Copy out the listing that follows, exact in every word, and skip the images.

(begin)

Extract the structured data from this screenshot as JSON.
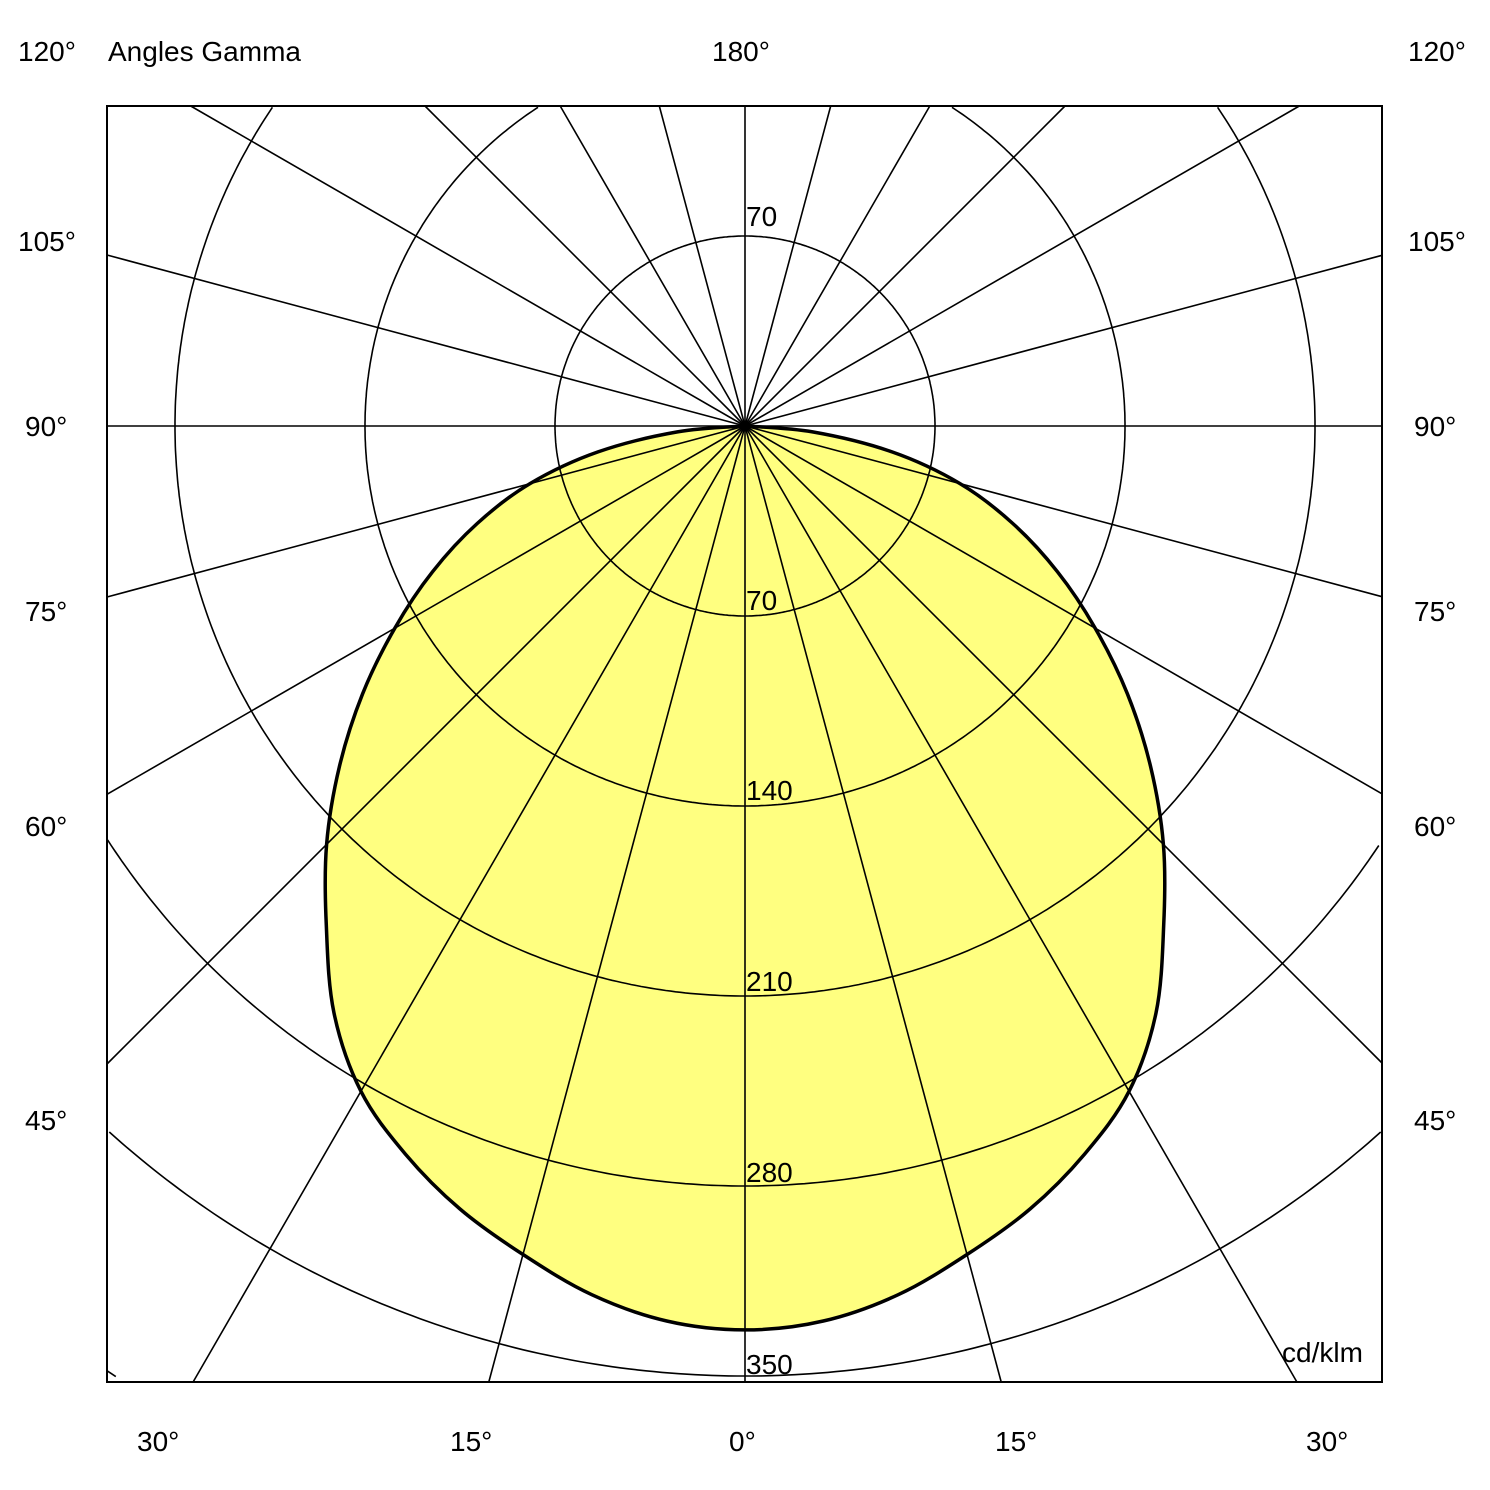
{
  "chart_data": {
    "type": "polar",
    "title": "Angles Gamma",
    "unit_label": "cd/klm",
    "angle_labels": {
      "top_left": "120°",
      "top_center": "180°",
      "top_right": "120°",
      "left": [
        "105°",
        "90°",
        "75°",
        "60°",
        "45°"
      ],
      "right": [
        "105°",
        "90°",
        "75°",
        "60°",
        "45°"
      ],
      "bottom": [
        "30°",
        "15°",
        "0°",
        "15°",
        "30°"
      ]
    },
    "radial_tick_labels": {
      "upper": [
        "70"
      ],
      "lower": [
        "70",
        "140",
        "210",
        "280",
        "350"
      ]
    },
    "rings": [
      70,
      140,
      210,
      280,
      350,
      420
    ],
    "radial_line_step_deg": 15,
    "fill_color": "#ffff80",
    "curve_color": "#000000",
    "series": [
      {
        "gamma": [
          0,
          5,
          10,
          15,
          20,
          25,
          30,
          35,
          40,
          45,
          50,
          55,
          60,
          65,
          70,
          75,
          80,
          85,
          90
        ],
        "intensity": [
          333,
          331,
          325,
          316,
          307,
          296,
          283,
          264,
          240,
          218,
          195,
          172,
          149,
          127,
          105,
          82,
          55,
          25,
          0
        ]
      }
    ]
  }
}
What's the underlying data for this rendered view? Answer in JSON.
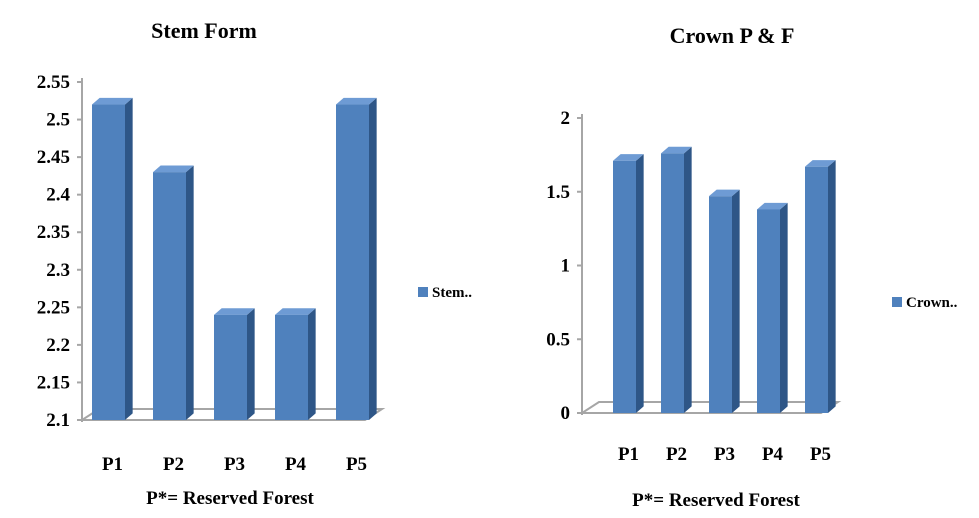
{
  "chart_data": [
    {
      "type": "bar",
      "title": "Stem Form",
      "xlabel": "P*= Reserved Forest",
      "ylabel": "",
      "categories": [
        "P1",
        "P2",
        "P3",
        "P4",
        "P5"
      ],
      "yticks": [
        "2.1",
        "2.15",
        "2.2",
        "2.25",
        "2.3",
        "2.35",
        "2.4",
        "2.45",
        "2.5",
        "2.55"
      ],
      "ylim": [
        2.1,
        2.55
      ],
      "series": [
        {
          "name": "Stem..",
          "values": [
            2.52,
            2.43,
            2.24,
            2.24,
            2.52
          ]
        }
      ],
      "legend": "right",
      "style": "3d-column",
      "colors": {
        "bar_front": "#4f81bd",
        "bar_side": "#2e5687",
        "bar_top": "#6e9bd4",
        "axis": "#a6a6a6"
      }
    },
    {
      "type": "bar",
      "title": "Crown P & F",
      "xlabel": "P*= Reserved Forest",
      "ylabel": "",
      "categories": [
        "P1",
        "P2",
        "P3",
        "P4",
        "P5"
      ],
      "yticks": [
        "0",
        "0.5",
        "1",
        "1.5",
        "2"
      ],
      "ylim": [
        0,
        2
      ],
      "series": [
        {
          "name": "Crown..",
          "values": [
            1.71,
            1.76,
            1.47,
            1.38,
            1.67
          ]
        }
      ],
      "legend": "right",
      "style": "3d-column",
      "colors": {
        "bar_front": "#4f81bd",
        "bar_side": "#2e5687",
        "bar_top": "#6e9bd4",
        "axis": "#a6a6a6"
      }
    }
  ]
}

(end)

* [Solved problem]:
Extract the structured data from this screenshot as JSON.
{
  "chart_data": {
    "type": "polar",
    "title": "Angles Gamma",
    "unit_label": "cd/klm",
    "angle_labels": {
      "top_left": "120°",
      "top_center": "180°",
      "top_right": "120°",
      "left": [
        "105°",
        "90°",
        "75°",
        "60°",
        "45°"
      ],
      "right": [
        "105°",
        "90°",
        "75°",
        "60°",
        "45°"
      ],
      "bottom": [
        "30°",
        "15°",
        "0°",
        "15°",
        "30°"
      ]
    },
    "radial_tick_labels": {
      "upper": [
        "70"
      ],
      "lower": [
        "70",
        "140",
        "210",
        "280",
        "350"
      ]
    },
    "rings": [
      70,
      140,
      210,
      280,
      350,
      420
    ],
    "radial_line_step_deg": 15,
    "fill_color": "#ffff80",
    "curve_color": "#000000",
    "series": [
      {
        "gamma": [
          0,
          5,
          10,
          15,
          20,
          25,
          30,
          35,
          40,
          45,
          50,
          55,
          60,
          65,
          70,
          75,
          80,
          85,
          90
        ],
        "intensity": [
          333,
          331,
          325,
          316,
          307,
          296,
          283,
          264,
          240,
          218,
          195,
          172,
          149,
          127,
          105,
          82,
          55,
          25,
          0
        ]
      }
    ]
  }
}
What's the underlying data for this rendered view? Answer in JSON.
{
  "chart_data": [
    {
      "type": "bar",
      "title": "Stem Form",
      "xlabel": "P*= Reserved Forest",
      "ylabel": "",
      "categories": [
        "P1",
        "P2",
        "P3",
        "P4",
        "P5"
      ],
      "yticks": [
        "2.1",
        "2.15",
        "2.2",
        "2.25",
        "2.3",
        "2.35",
        "2.4",
        "2.45",
        "2.5",
        "2.55"
      ],
      "ylim": [
        2.1,
        2.55
      ],
      "series": [
        {
          "name": "Stem..",
          "values": [
            2.52,
            2.43,
            2.24,
            2.24,
            2.52
          ]
        }
      ],
      "legend": "right",
      "style": "3d-column",
      "colors": {
        "bar_front": "#4f81bd",
        "bar_side": "#2e5687",
        "bar_top": "#6e9bd4",
        "axis": "#a6a6a6"
      }
    },
    {
      "type": "bar",
      "title": "Crown P & F",
      "xlabel": "P*= Reserved Forest",
      "ylabel": "",
      "categories": [
        "P1",
        "P2",
        "P3",
        "P4",
        "P5"
      ],
      "yticks": [
        "0",
        "0.5",
        "1",
        "1.5",
        "2"
      ],
      "ylim": [
        0,
        2
      ],
      "series": [
        {
          "name": "Crown..",
          "values": [
            1.71,
            1.76,
            1.47,
            1.38,
            1.67
          ]
        }
      ],
      "legend": "right",
      "style": "3d-column",
      "colors": {
        "bar_front": "#4f81bd",
        "bar_side": "#2e5687",
        "bar_top": "#6e9bd4",
        "axis": "#a6a6a6"
      }
    }
  ]
}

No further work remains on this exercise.